Stored records
= = = = =

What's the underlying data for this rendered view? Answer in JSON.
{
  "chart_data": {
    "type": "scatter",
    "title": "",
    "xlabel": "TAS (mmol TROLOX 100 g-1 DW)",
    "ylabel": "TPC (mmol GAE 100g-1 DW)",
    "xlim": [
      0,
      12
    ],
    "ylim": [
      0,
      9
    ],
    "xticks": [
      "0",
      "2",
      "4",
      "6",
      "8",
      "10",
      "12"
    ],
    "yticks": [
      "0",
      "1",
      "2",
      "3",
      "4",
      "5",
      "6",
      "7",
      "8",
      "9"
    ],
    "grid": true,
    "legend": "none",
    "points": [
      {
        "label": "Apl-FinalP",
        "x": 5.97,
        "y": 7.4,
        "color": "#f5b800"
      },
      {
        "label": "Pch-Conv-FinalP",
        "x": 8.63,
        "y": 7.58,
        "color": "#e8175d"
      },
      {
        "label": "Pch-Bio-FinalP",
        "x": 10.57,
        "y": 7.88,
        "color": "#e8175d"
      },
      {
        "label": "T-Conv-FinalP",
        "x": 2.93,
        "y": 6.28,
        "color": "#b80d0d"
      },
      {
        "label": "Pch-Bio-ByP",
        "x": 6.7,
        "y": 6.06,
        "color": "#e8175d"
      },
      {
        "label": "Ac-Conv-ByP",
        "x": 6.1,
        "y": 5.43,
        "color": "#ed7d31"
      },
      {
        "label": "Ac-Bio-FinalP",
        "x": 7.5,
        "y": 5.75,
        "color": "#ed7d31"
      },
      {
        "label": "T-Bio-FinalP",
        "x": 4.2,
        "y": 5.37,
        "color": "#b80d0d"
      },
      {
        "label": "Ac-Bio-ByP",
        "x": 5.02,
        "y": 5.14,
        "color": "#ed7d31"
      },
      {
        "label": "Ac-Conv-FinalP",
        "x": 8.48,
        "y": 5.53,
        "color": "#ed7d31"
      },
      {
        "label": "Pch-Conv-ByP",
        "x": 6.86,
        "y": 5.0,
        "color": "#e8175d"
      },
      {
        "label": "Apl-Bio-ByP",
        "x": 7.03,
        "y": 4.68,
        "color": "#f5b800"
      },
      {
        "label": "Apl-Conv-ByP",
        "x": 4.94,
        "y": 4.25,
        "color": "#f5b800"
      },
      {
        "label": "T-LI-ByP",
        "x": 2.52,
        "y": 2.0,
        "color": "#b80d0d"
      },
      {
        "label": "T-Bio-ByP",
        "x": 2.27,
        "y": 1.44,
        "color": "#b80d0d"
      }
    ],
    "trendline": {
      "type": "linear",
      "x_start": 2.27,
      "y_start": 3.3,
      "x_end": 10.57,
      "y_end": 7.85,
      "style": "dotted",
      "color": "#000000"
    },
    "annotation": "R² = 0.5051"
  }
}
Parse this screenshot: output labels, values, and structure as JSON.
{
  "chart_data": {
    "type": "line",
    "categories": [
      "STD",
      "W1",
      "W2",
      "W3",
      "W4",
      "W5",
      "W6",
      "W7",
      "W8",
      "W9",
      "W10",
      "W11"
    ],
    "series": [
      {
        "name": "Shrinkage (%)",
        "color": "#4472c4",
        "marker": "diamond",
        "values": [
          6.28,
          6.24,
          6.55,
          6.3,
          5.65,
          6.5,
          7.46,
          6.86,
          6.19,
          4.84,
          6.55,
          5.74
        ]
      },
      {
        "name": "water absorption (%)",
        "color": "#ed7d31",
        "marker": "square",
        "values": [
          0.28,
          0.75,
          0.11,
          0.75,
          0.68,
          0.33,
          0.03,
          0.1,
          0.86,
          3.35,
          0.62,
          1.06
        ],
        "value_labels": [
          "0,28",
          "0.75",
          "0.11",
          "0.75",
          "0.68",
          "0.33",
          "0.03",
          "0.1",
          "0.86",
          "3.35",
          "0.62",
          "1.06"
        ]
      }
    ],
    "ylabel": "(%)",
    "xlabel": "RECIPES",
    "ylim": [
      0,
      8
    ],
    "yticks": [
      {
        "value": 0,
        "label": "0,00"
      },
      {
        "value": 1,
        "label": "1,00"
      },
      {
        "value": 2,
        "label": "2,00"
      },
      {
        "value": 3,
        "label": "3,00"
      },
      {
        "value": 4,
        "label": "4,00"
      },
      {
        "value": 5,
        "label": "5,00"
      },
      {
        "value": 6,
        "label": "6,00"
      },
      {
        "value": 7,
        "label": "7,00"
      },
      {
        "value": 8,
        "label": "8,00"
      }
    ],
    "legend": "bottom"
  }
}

= = = = =

▸ STATED EXERCISE: Quote the data above in full, changing nothing.

▸ FINAL ANSWER:
What's the underlying data for this rendered view? Answer in JSON.
{
  "chart_data": {
    "type": "scatter",
    "title": "",
    "xlabel": "TAS (mmol TROLOX 100 g-1 DW)",
    "ylabel": "TPC (mmol GAE 100g-1 DW)",
    "xlim": [
      0,
      12
    ],
    "ylim": [
      0,
      9
    ],
    "xticks": [
      "0",
      "2",
      "4",
      "6",
      "8",
      "10",
      "12"
    ],
    "yticks": [
      "0",
      "1",
      "2",
      "3",
      "4",
      "5",
      "6",
      "7",
      "8",
      "9"
    ],
    "grid": true,
    "legend": "none",
    "points": [
      {
        "label": "Apl-FinalP",
        "x": 5.97,
        "y": 7.4,
        "color": "#f5b800"
      },
      {
        "label": "Pch-Conv-FinalP",
        "x": 8.63,
        "y": 7.58,
        "color": "#e8175d"
      },
      {
        "label": "Pch-Bio-FinalP",
        "x": 10.57,
        "y": 7.88,
        "color": "#e8175d"
      },
      {
        "label": "T-Conv-FinalP",
        "x": 2.93,
        "y": 6.28,
        "color": "#b80d0d"
      },
      {
        "label": "Pch-Bio-ByP",
        "x": 6.7,
        "y": 6.06,
        "color": "#e8175d"
      },
      {
        "label": "Ac-Conv-ByP",
        "x": 6.1,
        "y": 5.43,
        "color": "#ed7d31"
      },
      {
        "label": "Ac-Bio-FinalP",
        "x": 7.5,
        "y": 5.75,
        "color": "#ed7d31"
      },
      {
        "label": "T-Bio-FinalP",
        "x": 4.2,
        "y": 5.37,
        "color": "#b80d0d"
      },
      {
        "label": "Ac-Bio-ByP",
        "x": 5.02,
        "y": 5.14,
        "color": "#ed7d31"
      },
      {
        "label": "Ac-Conv-FinalP",
        "x": 8.48,
        "y": 5.53,
        "color": "#ed7d31"
      },
      {
        "label": "Pch-Conv-ByP",
        "x": 6.86,
        "y": 5.0,
        "color": "#e8175d"
      },
      {
        "label": "Apl-Bio-ByP",
        "x": 7.03,
        "y": 4.68,
        "color": "#f5b800"
      },
      {
        "label": "Apl-Conv-ByP",
        "x": 4.94,
        "y": 4.25,
        "color": "#f5b800"
      },
      {
        "label": "T-LI-ByP",
        "x": 2.52,
        "y": 2.0,
        "color": "#b80d0d"
      },
      {
        "label": "T-Bio-ByP",
        "x": 2.27,
        "y": 1.44,
        "color": "#b80d0d"
      }
    ],
    "trendline": {
      "type": "linear",
      "x_start": 2.27,
      "y_start": 3.3,
      "x_end": 10.57,
      "y_end": 7.85,
      "style": "dotted",
      "color": "#000000"
    },
    "annotation": "R² = 0.5051"
  }
}
Parse this screenshot: output labels, values, and structure as JSON.
{
  "chart_data": {
    "type": "line",
    "categories": [
      "STD",
      "W1",
      "W2",
      "W3",
      "W4",
      "W5",
      "W6",
      "W7",
      "W8",
      "W9",
      "W10",
      "W11"
    ],
    "series": [
      {
        "name": "Shrinkage (%)",
        "color": "#4472c4",
        "marker": "diamond",
        "values": [
          6.28,
          6.24,
          6.55,
          6.3,
          5.65,
          6.5,
          7.46,
          6.86,
          6.19,
          4.84,
          6.55,
          5.74
        ]
      },
      {
        "name": "water absorption (%)",
        "color": "#ed7d31",
        "marker": "square",
        "values": [
          0.28,
          0.75,
          0.11,
          0.75,
          0.68,
          0.33,
          0.03,
          0.1,
          0.86,
          3.35,
          0.62,
          1.06
        ],
        "value_labels": [
          "0,28",
          "0.75",
          "0.11",
          "0.75",
          "0.68",
          "0.33",
          "0.03",
          "0.1",
          "0.86",
          "3.35",
          "0.62",
          "1.06"
        ]
      }
    ],
    "ylabel": "(%)",
    "xlabel": "RECIPES",
    "ylim": [
      0,
      8
    ],
    "yticks": [
      {
        "value": 0,
        "label": "0,00"
      },
      {
        "value": 1,
        "label": "1,00"
      },
      {
        "value": 2,
        "label": "2,00"
      },
      {
        "value": 3,
        "label": "3,00"
      },
      {
        "value": 4,
        "label": "4,00"
      },
      {
        "value": 5,
        "label": "5,00"
      },
      {
        "value": 6,
        "label": "6,00"
      },
      {
        "value": 7,
        "label": "7,00"
      },
      {
        "value": 8,
        "label": "8,00"
      }
    ],
    "legend": "bottom"
  }
}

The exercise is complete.